• Exercise:
Transcribe the entries below exactly.
-- START OF Extracted information --
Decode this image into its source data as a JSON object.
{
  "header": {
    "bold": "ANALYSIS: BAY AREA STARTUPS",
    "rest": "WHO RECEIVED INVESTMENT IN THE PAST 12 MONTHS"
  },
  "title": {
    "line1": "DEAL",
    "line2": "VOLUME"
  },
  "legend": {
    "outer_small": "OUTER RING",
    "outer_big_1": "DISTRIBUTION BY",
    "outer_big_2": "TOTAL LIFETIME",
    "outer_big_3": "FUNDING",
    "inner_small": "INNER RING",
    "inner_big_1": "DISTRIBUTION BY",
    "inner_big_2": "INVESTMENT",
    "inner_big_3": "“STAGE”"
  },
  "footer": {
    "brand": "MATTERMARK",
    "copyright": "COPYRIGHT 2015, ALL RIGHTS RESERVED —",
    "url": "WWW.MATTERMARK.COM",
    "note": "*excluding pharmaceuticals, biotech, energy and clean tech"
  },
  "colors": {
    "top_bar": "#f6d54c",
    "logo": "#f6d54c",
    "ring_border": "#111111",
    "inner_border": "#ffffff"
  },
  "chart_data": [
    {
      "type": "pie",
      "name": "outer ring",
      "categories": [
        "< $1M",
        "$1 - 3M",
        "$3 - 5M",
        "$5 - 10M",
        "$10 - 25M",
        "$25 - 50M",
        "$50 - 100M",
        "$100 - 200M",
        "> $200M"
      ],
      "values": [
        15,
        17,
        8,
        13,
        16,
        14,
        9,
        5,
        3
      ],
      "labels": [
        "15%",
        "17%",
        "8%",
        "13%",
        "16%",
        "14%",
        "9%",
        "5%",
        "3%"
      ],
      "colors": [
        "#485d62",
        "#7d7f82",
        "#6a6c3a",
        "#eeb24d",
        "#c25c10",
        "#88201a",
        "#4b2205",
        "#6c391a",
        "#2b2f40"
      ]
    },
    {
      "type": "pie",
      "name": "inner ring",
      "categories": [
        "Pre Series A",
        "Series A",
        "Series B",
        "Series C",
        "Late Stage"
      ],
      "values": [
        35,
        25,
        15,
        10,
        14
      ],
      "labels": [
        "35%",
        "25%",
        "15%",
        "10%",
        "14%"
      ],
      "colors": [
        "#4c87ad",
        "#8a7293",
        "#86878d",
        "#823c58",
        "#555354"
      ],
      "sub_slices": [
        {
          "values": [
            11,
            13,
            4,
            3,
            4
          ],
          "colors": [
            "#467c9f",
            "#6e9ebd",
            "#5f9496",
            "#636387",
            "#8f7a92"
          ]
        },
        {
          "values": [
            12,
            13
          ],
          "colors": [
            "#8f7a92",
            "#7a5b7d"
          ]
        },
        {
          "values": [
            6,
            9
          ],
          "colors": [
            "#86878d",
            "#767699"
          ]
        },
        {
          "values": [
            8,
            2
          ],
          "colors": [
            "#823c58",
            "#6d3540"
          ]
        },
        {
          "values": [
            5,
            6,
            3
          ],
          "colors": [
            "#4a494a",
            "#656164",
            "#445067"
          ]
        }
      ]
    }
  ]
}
-- END OF Extracted information --
• Response to the exercise:
Decode this image into its source data as a JSON object.
{
  "header": {
    "bold": "ANALYSIS: BAY AREA STARTUPS",
    "rest": "WHO RECEIVED INVESTMENT IN THE PAST 12 MONTHS"
  },
  "title": {
    "line1": "DEAL",
    "line2": "VOLUME"
  },
  "legend": {
    "outer_small": "OUTER RING",
    "outer_big_1": "DISTRIBUTION BY",
    "outer_big_2": "TOTAL LIFETIME",
    "outer_big_3": "FUNDING",
    "inner_small": "INNER RING",
    "inner_big_1": "DISTRIBUTION BY",
    "inner_big_2": "INVESTMENT",
    "inner_big_3": "“STAGE”"
  },
  "footer": {
    "brand": "MATTERMARK",
    "copyright": "COPYRIGHT 2015, ALL RIGHTS RESERVED —",
    "url": "WWW.MATTERMARK.COM",
    "note": "*excluding pharmaceuticals, biotech, energy and clean tech"
  },
  "colors": {
    "top_bar": "#f6d54c",
    "logo": "#f6d54c",
    "ring_border": "#111111",
    "inner_border": "#ffffff"
  },
  "chart_data": [
    {
      "type": "pie",
      "name": "outer ring",
      "categories": [
        "< $1M",
        "$1 - 3M",
        "$3 - 5M",
        "$5 - 10M",
        "$10 - 25M",
        "$25 - 50M",
        "$50 - 100M",
        "$100 - 200M",
        "> $200M"
      ],
      "values": [
        15,
        17,
        8,
        13,
        16,
        14,
        9,
        5,
        3
      ],
      "labels": [
        "15%",
        "17%",
        "8%",
        "13%",
        "16%",
        "14%",
        "9%",
        "5%",
        "3%"
      ],
      "colors": [
        "#485d62",
        "#7d7f82",
        "#6a6c3a",
        "#eeb24d",
        "#c25c10",
        "#88201a",
        "#4b2205",
        "#6c391a",
        "#2b2f40"
      ]
    },
    {
      "type": "pie",
      "name": "inner ring",
      "categories": [
        "Pre Series A",
        "Series A",
        "Series B",
        "Series C",
        "Late Stage"
      ],
      "values": [
        35,
        25,
        15,
        10,
        14
      ],
      "labels": [
        "35%",
        "25%",
        "15%",
        "10%",
        "14%"
      ],
      "colors": [
        "#4c87ad",
        "#8a7293",
        "#86878d",
        "#823c58",
        "#555354"
      ],
      "sub_slices": [
        {
          "values": [
            11,
            13,
            4,
            3,
            4
          ],
          "colors": [
            "#467c9f",
            "#6e9ebd",
            "#5f9496",
            "#636387",
            "#8f7a92"
          ]
        },
        {
          "values": [
            12,
            13
          ],
          "colors": [
            "#8f7a92",
            "#7a5b7d"
          ]
        },
        {
          "values": [
            6,
            9
          ],
          "colors": [
            "#86878d",
            "#767699"
          ]
        },
        {
          "values": [
            8,
            2
          ],
          "colors": [
            "#823c58",
            "#6d3540"
          ]
        },
        {
          "values": [
            5,
            6,
            3
          ],
          "colors": [
            "#4a494a",
            "#656164",
            "#445067"
          ]
        }
      ]
    }
  ]
}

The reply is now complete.